Problem: Look through the lines below and extract each one that contains "text".

Supplied information:

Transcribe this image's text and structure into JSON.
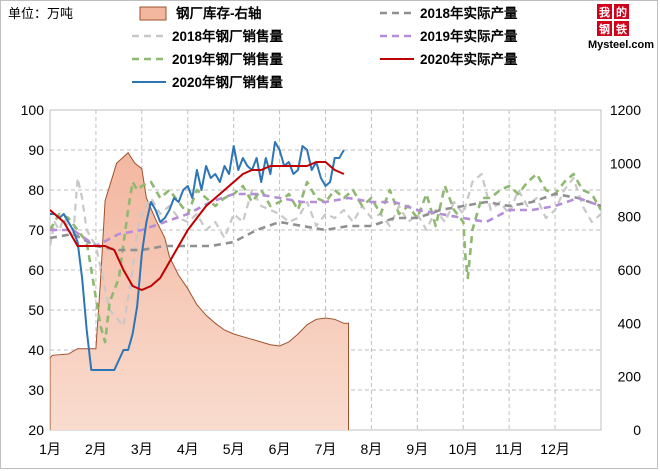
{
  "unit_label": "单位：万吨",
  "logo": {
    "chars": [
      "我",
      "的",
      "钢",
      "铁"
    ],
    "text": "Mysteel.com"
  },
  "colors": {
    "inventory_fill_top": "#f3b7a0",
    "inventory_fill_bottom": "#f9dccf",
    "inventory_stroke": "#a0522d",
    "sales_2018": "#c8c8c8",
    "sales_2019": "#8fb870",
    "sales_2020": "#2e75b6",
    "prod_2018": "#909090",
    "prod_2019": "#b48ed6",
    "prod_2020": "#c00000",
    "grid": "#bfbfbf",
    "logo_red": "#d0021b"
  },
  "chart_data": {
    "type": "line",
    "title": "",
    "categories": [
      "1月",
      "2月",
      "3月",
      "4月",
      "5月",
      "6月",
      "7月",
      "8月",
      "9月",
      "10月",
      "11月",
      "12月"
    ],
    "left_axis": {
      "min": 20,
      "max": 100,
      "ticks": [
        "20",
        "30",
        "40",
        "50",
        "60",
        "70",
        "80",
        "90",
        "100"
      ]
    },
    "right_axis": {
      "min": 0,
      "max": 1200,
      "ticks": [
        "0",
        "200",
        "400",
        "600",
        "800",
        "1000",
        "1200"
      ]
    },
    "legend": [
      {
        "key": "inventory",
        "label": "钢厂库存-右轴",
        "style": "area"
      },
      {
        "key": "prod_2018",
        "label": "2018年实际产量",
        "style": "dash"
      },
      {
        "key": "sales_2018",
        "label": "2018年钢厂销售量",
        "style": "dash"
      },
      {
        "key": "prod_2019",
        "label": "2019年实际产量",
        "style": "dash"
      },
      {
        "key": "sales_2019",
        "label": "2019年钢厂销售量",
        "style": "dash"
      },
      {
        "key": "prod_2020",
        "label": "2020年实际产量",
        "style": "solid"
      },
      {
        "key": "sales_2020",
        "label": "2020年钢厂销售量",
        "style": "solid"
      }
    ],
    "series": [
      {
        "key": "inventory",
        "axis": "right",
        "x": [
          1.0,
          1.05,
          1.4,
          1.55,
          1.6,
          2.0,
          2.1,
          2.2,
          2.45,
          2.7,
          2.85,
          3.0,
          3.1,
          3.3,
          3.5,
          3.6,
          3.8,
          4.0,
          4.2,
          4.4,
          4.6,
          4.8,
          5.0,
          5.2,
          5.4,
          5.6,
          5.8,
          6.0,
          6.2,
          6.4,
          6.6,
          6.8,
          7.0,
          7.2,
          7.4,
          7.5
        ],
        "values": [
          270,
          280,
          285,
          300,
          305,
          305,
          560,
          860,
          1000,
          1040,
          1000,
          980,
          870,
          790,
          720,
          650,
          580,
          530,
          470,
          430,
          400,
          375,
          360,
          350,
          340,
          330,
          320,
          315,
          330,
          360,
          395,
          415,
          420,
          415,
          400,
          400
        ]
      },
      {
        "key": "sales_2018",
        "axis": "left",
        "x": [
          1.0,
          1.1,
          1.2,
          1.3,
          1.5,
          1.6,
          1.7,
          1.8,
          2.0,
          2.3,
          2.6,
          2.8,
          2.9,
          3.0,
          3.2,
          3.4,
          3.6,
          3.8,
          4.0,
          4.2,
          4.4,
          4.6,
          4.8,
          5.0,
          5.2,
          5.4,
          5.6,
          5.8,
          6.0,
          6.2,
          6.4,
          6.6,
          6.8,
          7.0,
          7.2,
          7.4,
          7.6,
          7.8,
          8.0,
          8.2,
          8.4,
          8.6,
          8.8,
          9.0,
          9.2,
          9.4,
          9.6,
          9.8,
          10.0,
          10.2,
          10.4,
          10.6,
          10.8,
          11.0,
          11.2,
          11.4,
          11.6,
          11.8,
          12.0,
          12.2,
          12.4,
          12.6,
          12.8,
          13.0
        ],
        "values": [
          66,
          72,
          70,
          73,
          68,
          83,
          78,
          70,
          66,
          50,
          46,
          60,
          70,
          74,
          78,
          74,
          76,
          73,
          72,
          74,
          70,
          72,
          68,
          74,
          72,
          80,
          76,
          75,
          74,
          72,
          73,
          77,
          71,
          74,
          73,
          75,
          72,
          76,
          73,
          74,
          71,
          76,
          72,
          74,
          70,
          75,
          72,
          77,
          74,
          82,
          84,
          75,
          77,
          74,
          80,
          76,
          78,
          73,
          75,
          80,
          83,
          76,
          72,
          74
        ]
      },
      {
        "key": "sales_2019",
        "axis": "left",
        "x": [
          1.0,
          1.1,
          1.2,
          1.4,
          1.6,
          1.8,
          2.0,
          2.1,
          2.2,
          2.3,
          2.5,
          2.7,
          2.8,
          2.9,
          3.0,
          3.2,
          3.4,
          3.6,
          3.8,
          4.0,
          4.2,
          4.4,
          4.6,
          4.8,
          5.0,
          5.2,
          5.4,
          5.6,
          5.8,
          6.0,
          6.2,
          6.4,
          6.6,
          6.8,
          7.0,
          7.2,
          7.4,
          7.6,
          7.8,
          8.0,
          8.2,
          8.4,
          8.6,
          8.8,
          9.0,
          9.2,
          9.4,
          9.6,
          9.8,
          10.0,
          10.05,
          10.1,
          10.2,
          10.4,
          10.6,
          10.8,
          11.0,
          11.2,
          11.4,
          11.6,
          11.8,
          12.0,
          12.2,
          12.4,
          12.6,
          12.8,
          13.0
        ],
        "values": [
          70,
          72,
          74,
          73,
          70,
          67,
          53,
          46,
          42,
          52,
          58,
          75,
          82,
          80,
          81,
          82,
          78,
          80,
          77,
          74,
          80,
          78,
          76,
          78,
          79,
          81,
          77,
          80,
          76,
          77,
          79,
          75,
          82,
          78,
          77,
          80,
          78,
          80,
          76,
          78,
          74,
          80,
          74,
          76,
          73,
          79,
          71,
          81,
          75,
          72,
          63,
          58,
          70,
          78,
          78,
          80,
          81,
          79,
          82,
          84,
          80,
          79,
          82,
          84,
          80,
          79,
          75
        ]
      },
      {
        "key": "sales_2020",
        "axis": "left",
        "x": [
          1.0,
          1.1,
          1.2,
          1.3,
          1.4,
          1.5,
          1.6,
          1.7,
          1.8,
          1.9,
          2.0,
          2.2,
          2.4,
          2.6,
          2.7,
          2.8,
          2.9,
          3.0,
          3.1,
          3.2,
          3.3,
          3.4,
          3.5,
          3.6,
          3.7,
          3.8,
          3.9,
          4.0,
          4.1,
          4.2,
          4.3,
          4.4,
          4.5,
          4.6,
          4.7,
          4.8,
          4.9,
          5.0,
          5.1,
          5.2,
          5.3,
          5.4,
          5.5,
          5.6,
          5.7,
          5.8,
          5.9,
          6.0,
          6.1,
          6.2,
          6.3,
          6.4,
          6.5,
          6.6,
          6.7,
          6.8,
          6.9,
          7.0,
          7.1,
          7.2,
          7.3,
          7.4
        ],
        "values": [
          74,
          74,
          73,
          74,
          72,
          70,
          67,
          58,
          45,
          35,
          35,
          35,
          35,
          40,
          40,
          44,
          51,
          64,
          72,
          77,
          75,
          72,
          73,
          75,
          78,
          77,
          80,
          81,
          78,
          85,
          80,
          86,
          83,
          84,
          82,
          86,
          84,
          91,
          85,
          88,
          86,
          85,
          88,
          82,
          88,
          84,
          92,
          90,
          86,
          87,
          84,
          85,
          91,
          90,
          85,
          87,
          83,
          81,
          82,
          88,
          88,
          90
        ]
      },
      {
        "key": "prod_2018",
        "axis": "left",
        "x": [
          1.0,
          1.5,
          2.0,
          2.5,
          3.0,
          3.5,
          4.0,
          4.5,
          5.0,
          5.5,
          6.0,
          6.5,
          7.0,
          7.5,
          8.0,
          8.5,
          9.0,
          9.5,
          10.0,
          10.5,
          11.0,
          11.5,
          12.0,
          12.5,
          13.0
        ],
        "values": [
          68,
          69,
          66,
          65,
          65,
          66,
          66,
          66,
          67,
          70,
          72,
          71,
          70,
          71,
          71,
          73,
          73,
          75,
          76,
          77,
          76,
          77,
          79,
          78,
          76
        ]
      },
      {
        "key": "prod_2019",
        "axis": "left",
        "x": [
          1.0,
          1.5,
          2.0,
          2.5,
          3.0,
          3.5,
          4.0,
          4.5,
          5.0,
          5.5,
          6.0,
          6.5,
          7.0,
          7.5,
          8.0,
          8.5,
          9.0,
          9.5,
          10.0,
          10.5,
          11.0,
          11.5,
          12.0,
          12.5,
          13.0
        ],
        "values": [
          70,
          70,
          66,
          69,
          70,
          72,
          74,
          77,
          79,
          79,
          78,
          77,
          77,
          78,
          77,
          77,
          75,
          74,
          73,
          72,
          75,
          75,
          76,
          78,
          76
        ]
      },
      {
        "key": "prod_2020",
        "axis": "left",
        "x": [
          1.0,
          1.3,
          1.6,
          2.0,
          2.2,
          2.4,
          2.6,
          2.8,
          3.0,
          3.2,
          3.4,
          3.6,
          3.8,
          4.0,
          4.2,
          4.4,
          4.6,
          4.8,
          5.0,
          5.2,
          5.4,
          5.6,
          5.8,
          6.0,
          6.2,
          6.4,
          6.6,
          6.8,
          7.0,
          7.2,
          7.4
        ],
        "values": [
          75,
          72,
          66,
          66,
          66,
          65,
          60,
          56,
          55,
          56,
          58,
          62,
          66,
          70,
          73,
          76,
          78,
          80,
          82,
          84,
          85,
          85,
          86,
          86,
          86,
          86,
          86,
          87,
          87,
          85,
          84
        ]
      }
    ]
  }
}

Finished exercise:
Transcribe this image's text and structure into JSON.
    "text": "Mysteel.com"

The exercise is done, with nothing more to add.